На русской почве «Бова» прожил долгую жизнь. Сохранилось не меньше семидесяти списков этого произведения. Двести лет, от петровского времени вплоть до начала XX в., оно расходилось в бесчисленных лубочных изданиях. Одновременно шел интенсивный процесс переработки и русификации текста.
Белорусская версия была куртуазным романом со сложной интригой. Здесь Бова сражался в турнирах, здесь описывалась церемония посвящения героя в рыцари. Любовь Бовы изображена здесь как любовь рыцаря к даме. Но на русской почве признаки рыцарского романа постепенно стирались, и повесть сближалась с богатырской сказкой. Особенно показательна в этом смысле 3-я редакция повести (по классификации В. Д. Кузьминой) .
Основные сюжетные узлы в ней сохранены. В завязке рассказано о злодейке-матери Бовы, королеве Милитрисе, которая извела своего мужа и вышла за короля Додона. Милитриса пыталась погубить и сына, но тому удалось бежать и поступить на службу к королю Зензевею. Тут начинается сквозная любовная линия повести: Бова влюбляется в дочь Зензевея Дружневну. К ней сватаются разные женихи, и дальнейшие бесчисленные приключения Бовы обуславливаются борьбой с соперниками. Читатель узнает о поединках Бовы с богатырями и о битвах, в которых Бова побеждает многотысячное войско, о вероломстве соперников героя, о пленении Бовы и заключении его в темницу и т. п. Бова наконец соединился с Дружневной, она родила ему двух сыновей, но судьба снова их разлучила. Приключения продолжаются. В конце концов все оканчивается счастливо. Дружневна и Бова снова вместе. Он мстит за отца, убивая Додона и преступную мать.
Повесть настолько сблизилась со сказкой, что перешла в фольклор. Как известно, рыцарский роман «есть производное сказки. Развитие здесь идет по этапам: сказка — роман — сказка». «Бова» проделал весь этот путь, и к концу XVII в. круг замкнулся. Повесть «в лицах», т. е., с иллюстрациями, была среди потешных книг малолетнего царевича Алексея Петровича — наставники царевича ставили ее на одну доску с «робячьими» сказками. 3 декабря 1693 г. из хором царевича «дьяк Кирилла Тихонов снес потешную книгу в лицах в десть (т. е. большого формата) о Бове королевиче, многие листы выдраны и попорчены, а приказал тое книгу починить заново».
Герои повести находятся в постоянном движении, но движение это хаотическое, оно слабо мотивировано и, по существу, бесцельно. Насколько герои подвижны внешне, настолько они неподвижны внутренне. Их реакции на то, что их окружает, сводятся к примитивному набору простейших эмоций. Они остаются во власти этикета, средневекового или сказочного, и не случайно семилетний Бова, «детище мало», ведет себя как взрослый человек, влюбляется и сражается, что отнюдь не смущало русских переводчиков и редакторов. В «Бове» нет характера, ибо он принесен в жертву авантюрному действию. Это — общее правило рыцарского романа; в котором характер заменялся общими декларациями; считалось вполне достаточным сказать о безупречной храбрости героя и о его верности долгу. Лишь немногие персонажи не вписываются в эту схему.

**Исходные материалы:**
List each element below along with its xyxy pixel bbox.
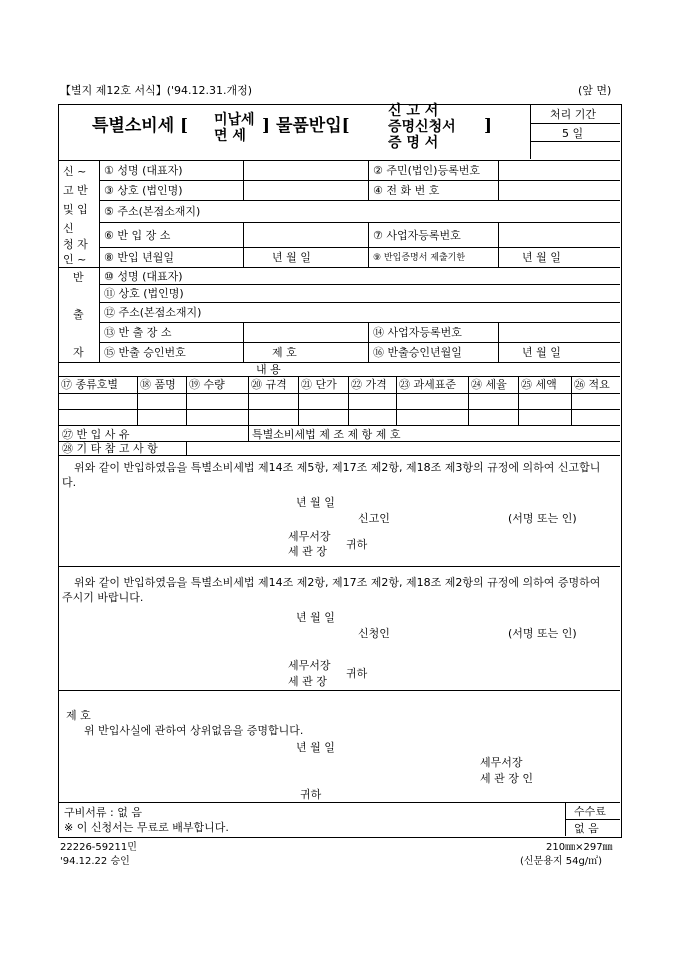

**Задания:**
[a] Переведите на английский предложение из текста о повести «Бова»: «Сохранилось не меньше семидесяти списков этого произведения».
[b] Перепишите без изменений фрагмент текста о повести «Бова»: всё начиная со слов «Белорусская версия была» и вниз до слов «Д. Кузьминой) .».
[c] Кого, согласно тексту о повести «Бова», убивает Бова, мстя за отца?

**Ответы:**
[a] No fewer than seventy manuscript copies of this work have survived.

[b]
Белорусская версия была куртуазным романом со сложной интригой. Здесь Бова сражался в турнирах, здесь описывалась церемония посвящения героя в рыцари. Любовь Бовы изображена здесь как любовь рыцаря к даме. Но на русской почве признаки рыцарского романа постепенно стирались, и повесть сближалась с богатырской сказкой. Особенно показательна в этом смысле 3-я редакция повести (по классификации В. Д. Кузьминой) .

[c] Короля Додона и свою преступную мать Милитрису.